* MATERIAL SHOWN *
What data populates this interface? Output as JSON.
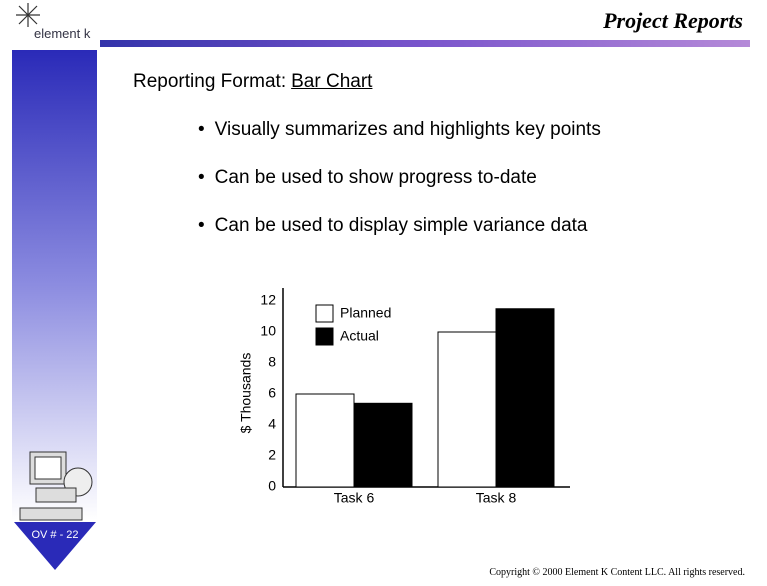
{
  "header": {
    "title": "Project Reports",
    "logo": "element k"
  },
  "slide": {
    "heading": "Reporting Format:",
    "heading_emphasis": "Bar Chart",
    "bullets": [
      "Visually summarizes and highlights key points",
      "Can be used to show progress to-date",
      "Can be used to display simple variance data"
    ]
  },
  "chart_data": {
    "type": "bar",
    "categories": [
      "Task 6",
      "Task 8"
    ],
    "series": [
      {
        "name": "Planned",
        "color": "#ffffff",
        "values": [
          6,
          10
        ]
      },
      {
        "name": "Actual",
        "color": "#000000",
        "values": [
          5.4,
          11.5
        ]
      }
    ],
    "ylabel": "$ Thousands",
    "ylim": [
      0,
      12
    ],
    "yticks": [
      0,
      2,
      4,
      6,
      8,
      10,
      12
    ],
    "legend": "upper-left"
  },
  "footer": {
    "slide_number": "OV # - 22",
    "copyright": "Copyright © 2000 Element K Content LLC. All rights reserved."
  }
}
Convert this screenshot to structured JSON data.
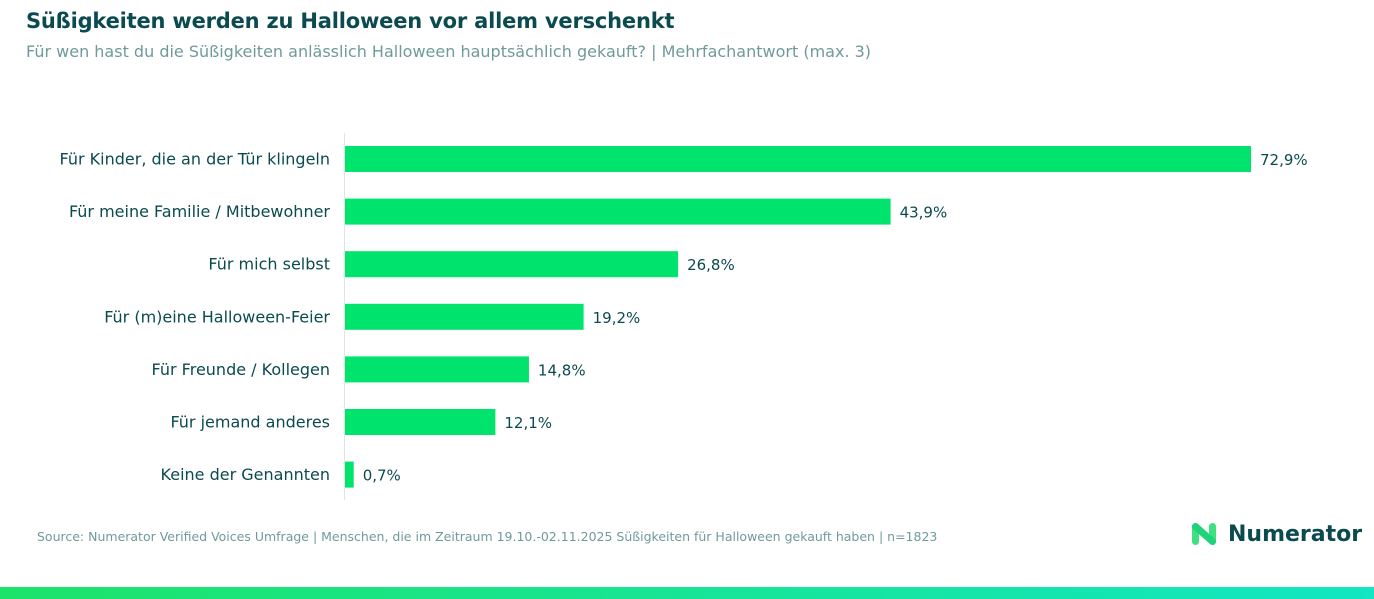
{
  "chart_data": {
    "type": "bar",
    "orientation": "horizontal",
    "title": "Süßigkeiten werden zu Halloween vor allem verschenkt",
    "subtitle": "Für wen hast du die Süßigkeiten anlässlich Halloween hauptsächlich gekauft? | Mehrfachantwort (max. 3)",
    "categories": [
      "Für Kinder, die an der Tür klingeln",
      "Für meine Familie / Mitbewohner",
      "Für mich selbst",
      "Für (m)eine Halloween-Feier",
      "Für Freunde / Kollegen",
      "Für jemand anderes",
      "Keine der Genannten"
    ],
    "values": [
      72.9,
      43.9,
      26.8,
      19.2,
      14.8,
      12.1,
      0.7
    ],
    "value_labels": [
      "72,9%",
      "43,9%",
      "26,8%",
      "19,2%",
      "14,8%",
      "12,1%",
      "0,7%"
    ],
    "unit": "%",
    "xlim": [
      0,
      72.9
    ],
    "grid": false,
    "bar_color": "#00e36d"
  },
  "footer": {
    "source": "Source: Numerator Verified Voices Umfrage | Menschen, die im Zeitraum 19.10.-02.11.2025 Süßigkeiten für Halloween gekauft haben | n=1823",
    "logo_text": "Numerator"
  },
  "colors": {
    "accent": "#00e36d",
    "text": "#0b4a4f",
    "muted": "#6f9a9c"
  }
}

* WORK INSTRUCTIONS *
Copy out each line of the data containing the string "used".

* WRITTEN SOLUTION *
      "Can be used to show progress to-date",
      "Can be used to display simple variance data"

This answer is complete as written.